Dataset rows

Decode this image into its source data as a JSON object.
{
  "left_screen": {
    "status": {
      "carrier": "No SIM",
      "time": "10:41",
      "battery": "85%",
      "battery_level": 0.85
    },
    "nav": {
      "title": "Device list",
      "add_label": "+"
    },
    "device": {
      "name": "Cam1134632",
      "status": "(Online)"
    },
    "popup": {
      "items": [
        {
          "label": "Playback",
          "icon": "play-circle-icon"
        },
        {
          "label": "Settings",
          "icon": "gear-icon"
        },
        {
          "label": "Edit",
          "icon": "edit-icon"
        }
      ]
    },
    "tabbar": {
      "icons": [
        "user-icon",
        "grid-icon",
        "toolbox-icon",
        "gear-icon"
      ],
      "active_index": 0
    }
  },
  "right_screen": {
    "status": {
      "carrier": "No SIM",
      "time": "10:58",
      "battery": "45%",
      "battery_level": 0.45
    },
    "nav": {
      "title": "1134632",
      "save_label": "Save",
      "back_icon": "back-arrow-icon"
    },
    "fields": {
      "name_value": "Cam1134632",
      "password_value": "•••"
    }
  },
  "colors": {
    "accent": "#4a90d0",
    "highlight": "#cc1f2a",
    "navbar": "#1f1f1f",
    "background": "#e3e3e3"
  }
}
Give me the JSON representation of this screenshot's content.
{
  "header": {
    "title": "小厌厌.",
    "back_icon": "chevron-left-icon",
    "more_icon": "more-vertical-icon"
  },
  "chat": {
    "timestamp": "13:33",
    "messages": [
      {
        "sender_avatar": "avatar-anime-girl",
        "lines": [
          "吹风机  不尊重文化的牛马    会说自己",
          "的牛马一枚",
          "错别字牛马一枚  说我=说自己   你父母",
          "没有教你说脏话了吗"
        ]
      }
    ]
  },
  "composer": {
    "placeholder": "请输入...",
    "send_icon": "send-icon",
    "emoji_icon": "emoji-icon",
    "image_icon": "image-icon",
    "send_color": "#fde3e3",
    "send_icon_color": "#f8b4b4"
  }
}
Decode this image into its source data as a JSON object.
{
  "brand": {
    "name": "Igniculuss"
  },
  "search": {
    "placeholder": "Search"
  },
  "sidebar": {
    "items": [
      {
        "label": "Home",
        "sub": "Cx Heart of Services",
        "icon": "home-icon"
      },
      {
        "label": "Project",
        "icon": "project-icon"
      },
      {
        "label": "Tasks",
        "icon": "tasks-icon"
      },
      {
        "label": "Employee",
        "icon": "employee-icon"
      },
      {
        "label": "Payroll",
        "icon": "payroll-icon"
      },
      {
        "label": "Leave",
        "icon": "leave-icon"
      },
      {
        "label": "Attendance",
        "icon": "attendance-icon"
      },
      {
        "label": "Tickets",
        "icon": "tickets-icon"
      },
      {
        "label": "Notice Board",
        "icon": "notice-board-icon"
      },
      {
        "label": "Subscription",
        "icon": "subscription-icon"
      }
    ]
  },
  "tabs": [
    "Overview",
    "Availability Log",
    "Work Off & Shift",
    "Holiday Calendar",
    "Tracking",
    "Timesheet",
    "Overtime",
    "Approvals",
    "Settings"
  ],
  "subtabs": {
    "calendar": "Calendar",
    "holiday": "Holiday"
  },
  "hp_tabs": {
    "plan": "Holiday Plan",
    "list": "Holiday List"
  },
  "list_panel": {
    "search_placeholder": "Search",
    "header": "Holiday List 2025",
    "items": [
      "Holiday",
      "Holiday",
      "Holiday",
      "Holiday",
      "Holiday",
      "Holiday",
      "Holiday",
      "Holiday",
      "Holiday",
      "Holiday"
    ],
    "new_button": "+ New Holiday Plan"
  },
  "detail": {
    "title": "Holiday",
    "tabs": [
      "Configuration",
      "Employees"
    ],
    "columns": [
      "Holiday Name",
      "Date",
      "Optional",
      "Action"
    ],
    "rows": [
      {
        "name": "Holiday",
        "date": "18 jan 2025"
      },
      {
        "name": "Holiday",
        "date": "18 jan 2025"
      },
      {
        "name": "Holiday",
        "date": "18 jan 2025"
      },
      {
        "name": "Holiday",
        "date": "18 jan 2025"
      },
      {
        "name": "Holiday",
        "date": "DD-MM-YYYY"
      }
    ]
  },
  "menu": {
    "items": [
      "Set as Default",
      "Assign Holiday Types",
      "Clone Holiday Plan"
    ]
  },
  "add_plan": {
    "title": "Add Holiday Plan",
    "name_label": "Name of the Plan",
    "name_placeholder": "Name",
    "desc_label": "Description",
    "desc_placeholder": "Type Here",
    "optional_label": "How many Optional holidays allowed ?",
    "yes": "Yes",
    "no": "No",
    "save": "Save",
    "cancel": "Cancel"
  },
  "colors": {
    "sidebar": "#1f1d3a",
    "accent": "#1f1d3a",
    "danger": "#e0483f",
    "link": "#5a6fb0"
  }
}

▶ **EXERCISE AIM**
Every entry above should be retyped exactly as shown.

▶ **SOLUTION TO THIS EXERCISE**
Decode this image into its source data as a JSON object.
{
  "left_screen": {
    "status": {
      "carrier": "No SIM",
      "time": "10:41",
      "battery": "85%",
      "battery_level": 0.85
    },
    "nav": {
      "title": "Device list",
      "add_label": "+"
    },
    "device": {
      "name": "Cam1134632",
      "status": "(Online)"
    },
    "popup": {
      "items": [
        {
          "label": "Playback",
          "icon": "play-circle-icon"
        },
        {
          "label": "Settings",
          "icon": "gear-icon"
        },
        {
          "label": "Edit",
          "icon": "edit-icon"
        }
      ]
    },
    "tabbar": {
      "icons": [
        "user-icon",
        "grid-icon",
        "toolbox-icon",
        "gear-icon"
      ],
      "active_index": 0
    }
  },
  "right_screen": {
    "status": {
      "carrier": "No SIM",
      "time": "10:58",
      "battery": "45%",
      "battery_level": 0.45
    },
    "nav": {
      "title": "1134632",
      "save_label": "Save",
      "back_icon": "back-arrow-icon"
    },
    "fields": {
      "name_value": "Cam1134632",
      "password_value": "•••"
    }
  },
  "colors": {
    "accent": "#4a90d0",
    "highlight": "#cc1f2a",
    "navbar": "#1f1f1f",
    "background": "#e3e3e3"
  }
}
Give me the JSON representation of this screenshot's content.
{
  "header": {
    "title": "小厌厌.",
    "back_icon": "chevron-left-icon",
    "more_icon": "more-vertical-icon"
  },
  "chat": {
    "timestamp": "13:33",
    "messages": [
      {
        "sender_avatar": "avatar-anime-girl",
        "lines": [
          "吹风机  不尊重文化的牛马    会说自己",
          "的牛马一枚",
          "错别字牛马一枚  说我=说自己   你父母",
          "没有教你说脏话了吗"
        ]
      }
    ]
  },
  "composer": {
    "placeholder": "请输入...",
    "send_icon": "send-icon",
    "emoji_icon": "emoji-icon",
    "image_icon": "image-icon",
    "send_color": "#fde3e3",
    "send_icon_color": "#f8b4b4"
  }
}
Decode this image into its source data as a JSON object.
{
  "brand": {
    "name": "Igniculuss"
  },
  "search": {
    "placeholder": "Search"
  },
  "sidebar": {
    "items": [
      {
        "label": "Home",
        "sub": "Cx Heart of Services",
        "icon": "home-icon"
      },
      {
        "label": "Project",
        "icon": "project-icon"
      },
      {
        "label": "Tasks",
        "icon": "tasks-icon"
      },
      {
        "label": "Employee",
        "icon": "employee-icon"
      },
      {
        "label": "Payroll",
        "icon": "payroll-icon"
      },
      {
        "label": "Leave",
        "icon": "leave-icon"
      },
      {
        "label": "Attendance",
        "icon": "attendance-icon"
      },
      {
        "label": "Tickets",
        "icon": "tickets-icon"
      },
      {
        "label": "Notice Board",
        "icon": "notice-board-icon"
      },
      {
        "label": "Subscription",
        "icon": "subscription-icon"
      }
    ]
  },
  "tabs": [
    "Overview",
    "Availability Log",
    "Work Off & Shift",
    "Holiday Calendar",
    "Tracking",
    "Timesheet",
    "Overtime",
    "Approvals",
    "Settings"
  ],
  "subtabs": {
    "calendar": "Calendar",
    "holiday": "Holiday"
  },
  "hp_tabs": {
    "plan": "Holiday Plan",
    "list": "Holiday List"
  },
  "list_panel": {
    "search_placeholder": "Search",
    "header": "Holiday List 2025",
    "items": [
      "Holiday",
      "Holiday",
      "Holiday",
      "Holiday",
      "Holiday",
      "Holiday",
      "Holiday",
      "Holiday",
      "Holiday",
      "Holiday"
    ],
    "new_button": "+ New Holiday Plan"
  },
  "detail": {
    "title": "Holiday",
    "tabs": [
      "Configuration",
      "Employees"
    ],
    "columns": [
      "Holiday Name",
      "Date",
      "Optional",
      "Action"
    ],
    "rows": [
      {
        "name": "Holiday",
        "date": "18 jan 2025"
      },
      {
        "name": "Holiday",
        "date": "18 jan 2025"
      },
      {
        "name": "Holiday",
        "date": "18 jan 2025"
      },
      {
        "name": "Holiday",
        "date": "18 jan 2025"
      },
      {
        "name": "Holiday",
        "date": "DD-MM-YYYY"
      }
    ]
  },
  "menu": {
    "items": [
      "Set as Default",
      "Assign Holiday Types",
      "Clone Holiday Plan"
    ]
  },
  "add_plan": {
    "title": "Add Holiday Plan",
    "name_label": "Name of the Plan",
    "name_placeholder": "Name",
    "desc_label": "Description",
    "desc_placeholder": "Type Here",
    "optional_label": "How many Optional holidays allowed ?",
    "yes": "Yes",
    "no": "No",
    "save": "Save",
    "cancel": "Cancel"
  },
  "colors": {
    "sidebar": "#1f1d3a",
    "accent": "#1f1d3a",
    "danger": "#e0483f",
    "link": "#5a6fb0"
  }
}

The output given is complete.